- TASK STATEMENT:
Produce the listing below again, exactly as shown.

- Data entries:
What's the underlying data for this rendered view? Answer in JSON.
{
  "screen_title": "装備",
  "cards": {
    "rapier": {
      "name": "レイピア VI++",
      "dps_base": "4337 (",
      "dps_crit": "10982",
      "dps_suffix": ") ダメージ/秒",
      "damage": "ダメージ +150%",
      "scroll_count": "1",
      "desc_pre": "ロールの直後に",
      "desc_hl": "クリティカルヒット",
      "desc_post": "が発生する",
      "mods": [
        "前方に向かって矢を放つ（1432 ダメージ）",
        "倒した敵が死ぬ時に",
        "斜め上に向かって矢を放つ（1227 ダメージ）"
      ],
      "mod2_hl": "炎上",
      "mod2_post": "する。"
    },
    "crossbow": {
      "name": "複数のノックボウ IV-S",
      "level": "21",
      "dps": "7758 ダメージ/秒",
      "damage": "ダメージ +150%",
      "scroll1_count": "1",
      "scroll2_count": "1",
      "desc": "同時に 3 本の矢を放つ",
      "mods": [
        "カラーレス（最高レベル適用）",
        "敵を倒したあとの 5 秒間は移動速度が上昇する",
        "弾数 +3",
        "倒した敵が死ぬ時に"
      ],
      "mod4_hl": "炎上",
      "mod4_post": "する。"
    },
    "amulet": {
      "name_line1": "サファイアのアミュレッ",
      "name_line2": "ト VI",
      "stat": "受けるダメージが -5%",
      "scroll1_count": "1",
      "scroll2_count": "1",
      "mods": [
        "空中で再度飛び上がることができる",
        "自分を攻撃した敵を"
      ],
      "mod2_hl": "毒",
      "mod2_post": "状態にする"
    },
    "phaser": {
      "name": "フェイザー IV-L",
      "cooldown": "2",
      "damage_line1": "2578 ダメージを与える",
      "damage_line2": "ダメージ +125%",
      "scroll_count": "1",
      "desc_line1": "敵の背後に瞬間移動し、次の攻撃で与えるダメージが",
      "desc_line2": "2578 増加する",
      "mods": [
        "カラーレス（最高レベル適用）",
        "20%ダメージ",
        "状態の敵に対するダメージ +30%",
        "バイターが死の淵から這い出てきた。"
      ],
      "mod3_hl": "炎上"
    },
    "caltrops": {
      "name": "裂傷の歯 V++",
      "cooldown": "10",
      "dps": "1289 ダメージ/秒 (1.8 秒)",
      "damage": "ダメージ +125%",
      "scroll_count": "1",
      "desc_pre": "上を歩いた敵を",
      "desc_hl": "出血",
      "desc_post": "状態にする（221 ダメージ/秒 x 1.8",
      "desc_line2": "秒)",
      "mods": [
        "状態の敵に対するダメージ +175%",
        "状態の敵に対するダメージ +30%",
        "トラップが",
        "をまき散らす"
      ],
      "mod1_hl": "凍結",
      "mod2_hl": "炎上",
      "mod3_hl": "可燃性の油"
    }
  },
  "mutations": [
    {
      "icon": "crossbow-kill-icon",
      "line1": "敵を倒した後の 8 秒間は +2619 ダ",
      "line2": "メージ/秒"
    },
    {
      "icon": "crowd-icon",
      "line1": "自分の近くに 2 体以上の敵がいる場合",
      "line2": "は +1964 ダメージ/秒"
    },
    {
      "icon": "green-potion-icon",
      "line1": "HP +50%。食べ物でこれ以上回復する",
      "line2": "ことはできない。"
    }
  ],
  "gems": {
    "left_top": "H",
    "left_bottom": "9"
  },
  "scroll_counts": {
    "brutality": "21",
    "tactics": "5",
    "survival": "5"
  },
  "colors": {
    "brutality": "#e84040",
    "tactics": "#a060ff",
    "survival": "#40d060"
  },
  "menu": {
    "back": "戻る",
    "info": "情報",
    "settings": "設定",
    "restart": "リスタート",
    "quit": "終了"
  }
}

- RESULT:
What's the underlying data for this rendered view? Answer in JSON.
{
  "screen_title": "装備",
  "cards": {
    "rapier": {
      "name": "レイピア VI++",
      "dps_base": "4337 (",
      "dps_crit": "10982",
      "dps_suffix": ") ダメージ/秒",
      "damage": "ダメージ +150%",
      "scroll_count": "1",
      "desc_pre": "ロールの直後に",
      "desc_hl": "クリティカルヒット",
      "desc_post": "が発生する",
      "mods": [
        "前方に向かって矢を放つ（1432 ダメージ）",
        "倒した敵が死ぬ時に",
        "斜め上に向かって矢を放つ（1227 ダメージ）"
      ],
      "mod2_hl": "炎上",
      "mod2_post": "する。"
    },
    "crossbow": {
      "name": "複数のノックボウ IV-S",
      "level": "21",
      "dps": "7758 ダメージ/秒",
      "damage": "ダメージ +150%",
      "scroll1_count": "1",
      "scroll2_count": "1",
      "desc": "同時に 3 本の矢を放つ",
      "mods": [
        "カラーレス（最高レベル適用）",
        "敵を倒したあとの 5 秒間は移動速度が上昇する",
        "弾数 +3",
        "倒した敵が死ぬ時に"
      ],
      "mod4_hl": "炎上",
      "mod4_post": "する。"
    },
    "amulet": {
      "name_line1": "サファイアのアミュレッ",
      "name_line2": "ト VI",
      "stat": "受けるダメージが -5%",
      "scroll1_count": "1",
      "scroll2_count": "1",
      "mods": [
        "空中で再度飛び上がることができる",
        "自分を攻撃した敵を"
      ],
      "mod2_hl": "毒",
      "mod2_post": "状態にする"
    },
    "phaser": {
      "name": "フェイザー IV-L",
      "cooldown": "2",
      "damage_line1": "2578 ダメージを与える",
      "damage_line2": "ダメージ +125%",
      "scroll_count": "1",
      "desc_line1": "敵の背後に瞬間移動し、次の攻撃で与えるダメージが",
      "desc_line2": "2578 増加する",
      "mods": [
        "カラーレス（最高レベル適用）",
        "20%ダメージ",
        "状態の敵に対するダメージ +30%",
        "バイターが死の淵から這い出てきた。"
      ],
      "mod3_hl": "炎上"
    },
    "caltrops": {
      "name": "裂傷の歯 V++",
      "cooldown": "10",
      "dps": "1289 ダメージ/秒 (1.8 秒)",
      "damage": "ダメージ +125%",
      "scroll_count": "1",
      "desc_pre": "上を歩いた敵を",
      "desc_hl": "出血",
      "desc_post": "状態にする（221 ダメージ/秒 x 1.8",
      "desc_line2": "秒)",
      "mods": [
        "状態の敵に対するダメージ +175%",
        "状態の敵に対するダメージ +30%",
        "トラップが",
        "をまき散らす"
      ],
      "mod1_hl": "凍結",
      "mod2_hl": "炎上",
      "mod3_hl": "可燃性の油"
    }
  },
  "mutations": [
    {
      "icon": "crossbow-kill-icon",
      "line1": "敵を倒した後の 8 秒間は +2619 ダ",
      "line2": "メージ/秒"
    },
    {
      "icon": "crowd-icon",
      "line1": "自分の近くに 2 体以上の敵がいる場合",
      "line2": "は +1964 ダメージ/秒"
    },
    {
      "icon": "green-potion-icon",
      "line1": "HP +50%。食べ物でこれ以上回復する",
      "line2": "ことはできない。"
    }
  ],
  "gems": {
    "left_top": "H",
    "left_bottom": "9"
  },
  "scroll_counts": {
    "brutality": "21",
    "tactics": "5",
    "survival": "5"
  },
  "colors": {
    "brutality": "#e84040",
    "tactics": "#a060ff",
    "survival": "#40d060"
  },
  "menu": {
    "back": "戻る",
    "info": "情報",
    "settings": "設定",
    "restart": "リスタート",
    "quit": "終了"
  }
}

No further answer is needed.